EXERCISE AIM
Would you write out the listing verbatim and skip every picture in it?

DATA FOR PROCESSING

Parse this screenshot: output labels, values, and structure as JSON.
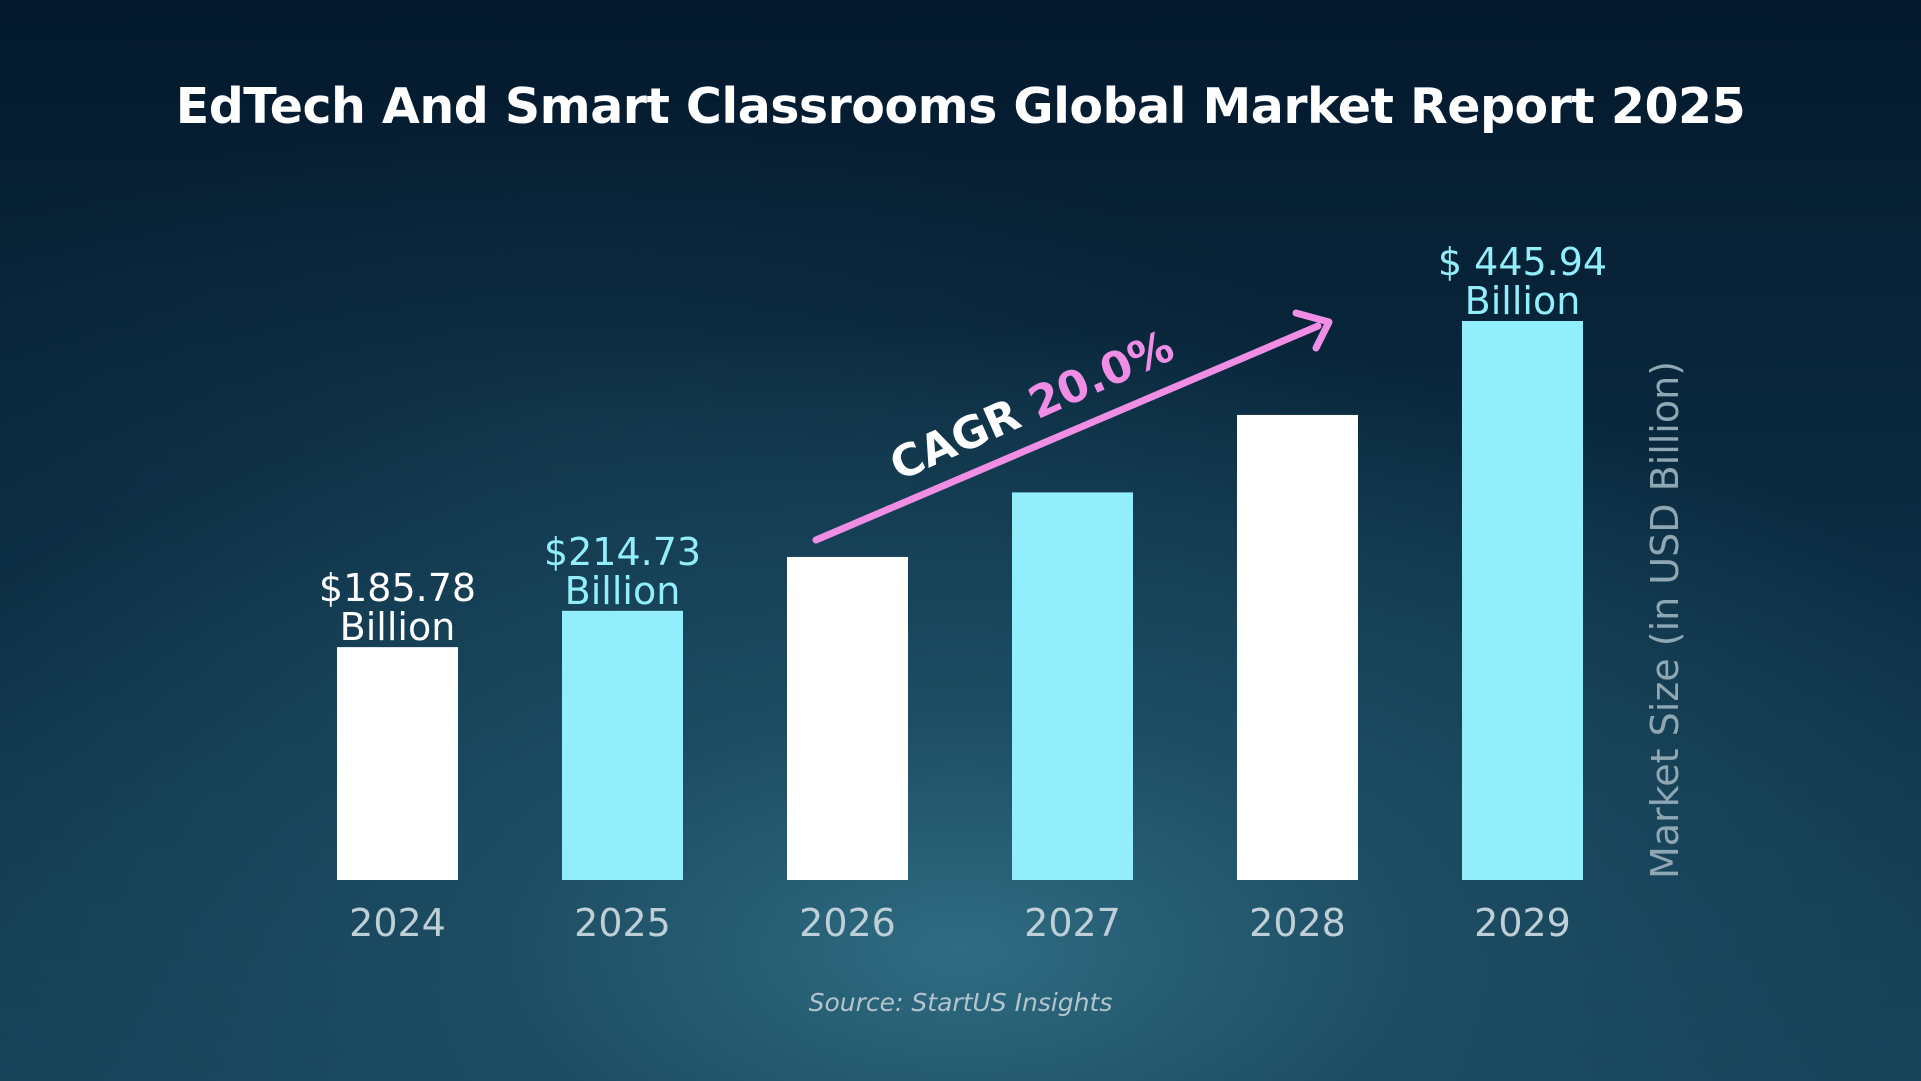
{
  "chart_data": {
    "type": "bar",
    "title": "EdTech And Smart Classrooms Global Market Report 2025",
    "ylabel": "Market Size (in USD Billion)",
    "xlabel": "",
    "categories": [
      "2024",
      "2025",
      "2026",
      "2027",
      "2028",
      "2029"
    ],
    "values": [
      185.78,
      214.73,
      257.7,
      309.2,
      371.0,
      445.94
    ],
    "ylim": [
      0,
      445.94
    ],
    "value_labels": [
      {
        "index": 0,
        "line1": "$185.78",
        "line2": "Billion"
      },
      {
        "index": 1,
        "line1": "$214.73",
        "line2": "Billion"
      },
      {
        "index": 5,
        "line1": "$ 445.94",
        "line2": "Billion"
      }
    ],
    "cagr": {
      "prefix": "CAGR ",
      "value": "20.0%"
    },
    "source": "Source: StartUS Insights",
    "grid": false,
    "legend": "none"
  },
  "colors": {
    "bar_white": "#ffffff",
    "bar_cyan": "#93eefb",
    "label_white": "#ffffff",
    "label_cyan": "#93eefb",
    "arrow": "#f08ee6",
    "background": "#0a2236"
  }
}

EXPECTED OUTPUT
Parse this screenshot: output labels, values, and structure as JSON.
{
  "chart_data": {
    "type": "bar",
    "title": "EdTech And Smart Classrooms Global Market Report 2025",
    "ylabel": "Market Size (in USD Billion)",
    "xlabel": "",
    "categories": [
      "2024",
      "2025",
      "2026",
      "2027",
      "2028",
      "2029"
    ],
    "values": [
      185.78,
      214.73,
      257.7,
      309.2,
      371.0,
      445.94
    ],
    "ylim": [
      0,
      445.94
    ],
    "value_labels": [
      {
        "index": 0,
        "line1": "$185.78",
        "line2": "Billion"
      },
      {
        "index": 1,
        "line1": "$214.73",
        "line2": "Billion"
      },
      {
        "index": 5,
        "line1": "$ 445.94",
        "line2": "Billion"
      }
    ],
    "cagr": {
      "prefix": "CAGR ",
      "value": "20.0%"
    },
    "source": "Source: StartUS Insights",
    "grid": false,
    "legend": "none"
  },
  "colors": {
    "bar_white": "#ffffff",
    "bar_cyan": "#93eefb",
    "label_white": "#ffffff",
    "label_cyan": "#93eefb",
    "arrow": "#f08ee6",
    "background": "#0a2236"
  }
}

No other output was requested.